DATA SHOWN:
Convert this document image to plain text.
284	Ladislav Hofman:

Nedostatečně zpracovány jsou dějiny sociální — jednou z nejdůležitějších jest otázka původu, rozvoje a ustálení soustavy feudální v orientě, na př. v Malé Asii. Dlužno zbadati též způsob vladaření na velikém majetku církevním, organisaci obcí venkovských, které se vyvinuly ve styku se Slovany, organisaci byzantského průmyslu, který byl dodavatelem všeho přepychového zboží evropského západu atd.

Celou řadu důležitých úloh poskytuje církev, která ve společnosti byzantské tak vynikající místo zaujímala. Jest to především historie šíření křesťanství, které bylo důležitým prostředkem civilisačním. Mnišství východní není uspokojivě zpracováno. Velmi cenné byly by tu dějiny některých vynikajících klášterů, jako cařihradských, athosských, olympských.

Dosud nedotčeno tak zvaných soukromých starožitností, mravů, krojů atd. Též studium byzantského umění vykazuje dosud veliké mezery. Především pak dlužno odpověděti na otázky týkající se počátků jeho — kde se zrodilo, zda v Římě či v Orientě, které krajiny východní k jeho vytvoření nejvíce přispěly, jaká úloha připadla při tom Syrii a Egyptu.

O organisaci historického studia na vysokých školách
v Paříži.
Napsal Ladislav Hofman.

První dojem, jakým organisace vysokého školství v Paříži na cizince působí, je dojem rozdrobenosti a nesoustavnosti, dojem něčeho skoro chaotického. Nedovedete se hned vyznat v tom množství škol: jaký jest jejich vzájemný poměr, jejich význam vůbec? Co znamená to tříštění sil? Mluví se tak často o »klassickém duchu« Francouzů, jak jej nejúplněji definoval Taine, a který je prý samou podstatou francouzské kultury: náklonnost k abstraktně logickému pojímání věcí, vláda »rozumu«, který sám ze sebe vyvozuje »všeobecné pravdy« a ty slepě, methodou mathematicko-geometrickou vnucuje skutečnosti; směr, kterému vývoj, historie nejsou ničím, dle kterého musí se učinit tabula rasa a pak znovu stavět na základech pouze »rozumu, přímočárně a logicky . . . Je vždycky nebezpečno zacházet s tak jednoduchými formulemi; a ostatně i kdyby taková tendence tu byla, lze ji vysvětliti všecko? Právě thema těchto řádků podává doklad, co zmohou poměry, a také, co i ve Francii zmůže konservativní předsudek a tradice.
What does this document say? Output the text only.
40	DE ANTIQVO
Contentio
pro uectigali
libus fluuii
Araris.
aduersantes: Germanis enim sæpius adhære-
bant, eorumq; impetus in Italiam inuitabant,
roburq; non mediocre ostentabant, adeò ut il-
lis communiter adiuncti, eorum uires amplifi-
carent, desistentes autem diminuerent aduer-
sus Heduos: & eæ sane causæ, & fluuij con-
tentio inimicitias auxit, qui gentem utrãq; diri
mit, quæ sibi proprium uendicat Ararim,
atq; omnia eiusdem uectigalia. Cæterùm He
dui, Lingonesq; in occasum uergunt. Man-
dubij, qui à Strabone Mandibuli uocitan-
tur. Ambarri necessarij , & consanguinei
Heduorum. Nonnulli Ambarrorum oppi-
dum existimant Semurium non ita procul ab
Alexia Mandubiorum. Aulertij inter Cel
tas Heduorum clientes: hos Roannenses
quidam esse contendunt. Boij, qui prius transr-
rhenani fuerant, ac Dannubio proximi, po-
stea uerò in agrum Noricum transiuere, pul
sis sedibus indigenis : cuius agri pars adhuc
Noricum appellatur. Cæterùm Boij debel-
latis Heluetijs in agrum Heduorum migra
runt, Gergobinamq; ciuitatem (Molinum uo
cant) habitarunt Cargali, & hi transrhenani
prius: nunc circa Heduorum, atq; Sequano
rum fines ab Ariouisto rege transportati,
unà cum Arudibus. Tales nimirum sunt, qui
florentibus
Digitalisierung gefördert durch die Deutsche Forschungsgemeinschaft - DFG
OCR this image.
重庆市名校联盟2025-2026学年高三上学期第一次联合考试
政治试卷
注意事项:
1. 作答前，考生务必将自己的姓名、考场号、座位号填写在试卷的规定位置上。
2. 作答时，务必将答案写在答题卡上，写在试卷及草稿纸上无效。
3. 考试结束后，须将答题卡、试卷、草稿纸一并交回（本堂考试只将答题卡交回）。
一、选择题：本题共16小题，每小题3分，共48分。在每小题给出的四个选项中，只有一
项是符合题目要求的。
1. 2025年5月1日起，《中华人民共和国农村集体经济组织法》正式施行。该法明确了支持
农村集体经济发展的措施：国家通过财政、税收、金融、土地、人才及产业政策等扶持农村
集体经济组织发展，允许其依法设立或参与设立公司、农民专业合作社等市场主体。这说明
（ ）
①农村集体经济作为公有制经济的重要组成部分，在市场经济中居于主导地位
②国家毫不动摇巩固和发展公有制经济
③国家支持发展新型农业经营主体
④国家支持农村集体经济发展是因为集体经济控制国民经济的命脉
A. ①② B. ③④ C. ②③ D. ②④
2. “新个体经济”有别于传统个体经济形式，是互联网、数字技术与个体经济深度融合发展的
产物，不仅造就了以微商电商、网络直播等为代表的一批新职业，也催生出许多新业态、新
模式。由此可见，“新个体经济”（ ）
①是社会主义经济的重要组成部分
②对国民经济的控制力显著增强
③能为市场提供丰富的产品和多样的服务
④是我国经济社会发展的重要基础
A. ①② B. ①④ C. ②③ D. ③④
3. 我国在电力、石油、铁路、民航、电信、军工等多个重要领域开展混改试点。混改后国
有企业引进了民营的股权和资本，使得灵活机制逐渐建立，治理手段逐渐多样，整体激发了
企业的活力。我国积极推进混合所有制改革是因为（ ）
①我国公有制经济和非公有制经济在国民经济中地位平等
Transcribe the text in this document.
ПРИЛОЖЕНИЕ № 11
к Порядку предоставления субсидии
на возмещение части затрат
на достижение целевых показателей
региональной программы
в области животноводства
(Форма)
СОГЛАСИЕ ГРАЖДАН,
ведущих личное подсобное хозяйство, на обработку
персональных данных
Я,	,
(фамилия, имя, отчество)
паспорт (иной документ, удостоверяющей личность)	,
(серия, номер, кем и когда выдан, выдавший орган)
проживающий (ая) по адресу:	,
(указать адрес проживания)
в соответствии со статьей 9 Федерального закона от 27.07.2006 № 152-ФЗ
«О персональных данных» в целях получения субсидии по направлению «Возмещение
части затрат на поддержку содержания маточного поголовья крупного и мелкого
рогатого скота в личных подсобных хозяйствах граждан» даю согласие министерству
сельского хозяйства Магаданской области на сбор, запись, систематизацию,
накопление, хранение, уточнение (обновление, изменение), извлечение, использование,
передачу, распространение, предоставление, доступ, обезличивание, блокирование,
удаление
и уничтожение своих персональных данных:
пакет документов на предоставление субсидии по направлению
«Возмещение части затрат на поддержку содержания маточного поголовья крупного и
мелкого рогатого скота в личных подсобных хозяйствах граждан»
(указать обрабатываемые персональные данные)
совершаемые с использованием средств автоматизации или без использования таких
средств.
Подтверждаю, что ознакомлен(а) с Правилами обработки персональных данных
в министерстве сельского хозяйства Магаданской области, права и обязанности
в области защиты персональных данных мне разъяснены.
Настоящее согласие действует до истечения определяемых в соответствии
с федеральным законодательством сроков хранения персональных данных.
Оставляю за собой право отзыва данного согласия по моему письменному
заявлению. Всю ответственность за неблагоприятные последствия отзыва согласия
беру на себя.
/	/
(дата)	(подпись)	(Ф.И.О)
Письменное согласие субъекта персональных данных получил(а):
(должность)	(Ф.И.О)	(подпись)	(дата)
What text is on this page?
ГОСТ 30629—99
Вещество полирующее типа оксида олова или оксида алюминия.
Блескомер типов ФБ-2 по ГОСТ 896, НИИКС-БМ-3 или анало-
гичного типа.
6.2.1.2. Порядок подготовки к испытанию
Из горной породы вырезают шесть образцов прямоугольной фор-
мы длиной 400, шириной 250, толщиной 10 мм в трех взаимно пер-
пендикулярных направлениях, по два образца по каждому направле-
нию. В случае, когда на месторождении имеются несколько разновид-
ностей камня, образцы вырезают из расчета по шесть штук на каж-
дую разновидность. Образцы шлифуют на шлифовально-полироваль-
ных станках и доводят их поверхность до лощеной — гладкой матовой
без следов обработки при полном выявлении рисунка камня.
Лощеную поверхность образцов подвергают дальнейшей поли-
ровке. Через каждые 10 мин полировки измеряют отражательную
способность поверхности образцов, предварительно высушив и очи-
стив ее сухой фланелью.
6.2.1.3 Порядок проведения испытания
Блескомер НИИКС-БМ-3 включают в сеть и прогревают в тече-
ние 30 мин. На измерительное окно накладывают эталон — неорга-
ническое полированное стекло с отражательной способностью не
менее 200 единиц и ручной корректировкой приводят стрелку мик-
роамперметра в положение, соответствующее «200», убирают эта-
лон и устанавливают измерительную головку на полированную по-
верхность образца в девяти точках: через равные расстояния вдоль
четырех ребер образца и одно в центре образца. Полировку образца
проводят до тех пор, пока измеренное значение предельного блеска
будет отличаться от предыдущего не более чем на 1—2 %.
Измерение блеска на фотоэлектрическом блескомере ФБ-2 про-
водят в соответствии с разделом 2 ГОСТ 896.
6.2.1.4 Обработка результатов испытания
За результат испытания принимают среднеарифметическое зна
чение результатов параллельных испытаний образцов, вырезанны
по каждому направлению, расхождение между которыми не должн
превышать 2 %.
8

PROBLEM TO WORK ON: Count the lines that include the word "отзыва" and state the result as a bare number.

ANSWER TO THE EXERCISE: 2